**What to work on**
Would you transcribe the listing that follows, character for character, and omit its images?

━━━

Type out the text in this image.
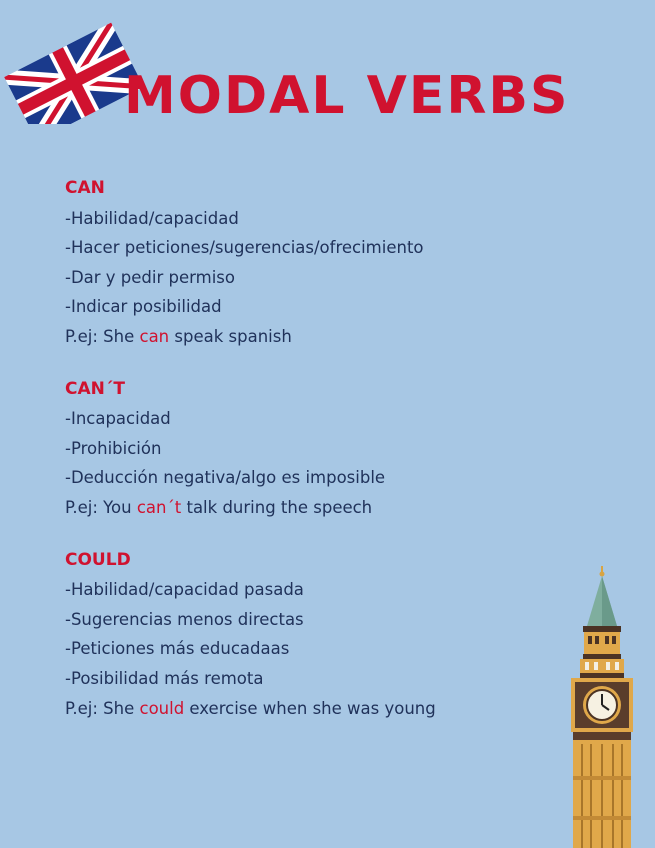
MODAL VERBS
CAN
-Habilidad/capacidad
-Hacer peticiones/sugerencias/ofrecimiento
-Dar y pedir permiso
-Indicar posibilidad
P.ej: She can speak spanish
CAN´T
-Incapacidad
-Prohibición
-Deducción negativa/algo es imposible
P.ej: You can´t talk during the speech
COULD
-Habilidad/capacidad pasada
-Sugerencias menos directas
-Peticiones más educadaas
-Posibilidad más remota
P.ej: She could exercise when she was young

━━━

**The output**
Type out the text in this image.
MODAL VERBS
CAN
-Habilidad/capacidad
-Hacer peticiones/sugerencias/ofrecimiento
-Dar y pedir permiso
-Indicar posibilidad
P.ej: She can speak spanish
CAN´T
-Incapacidad
-Prohibición
-Deducción negativa/algo es imposible
P.ej: You can´t talk during the speech
COULD
-Habilidad/capacidad pasada
-Sugerencias menos directas
-Peticiones más educadaas
-Posibilidad más remota
P.ej: She could exercise when she was young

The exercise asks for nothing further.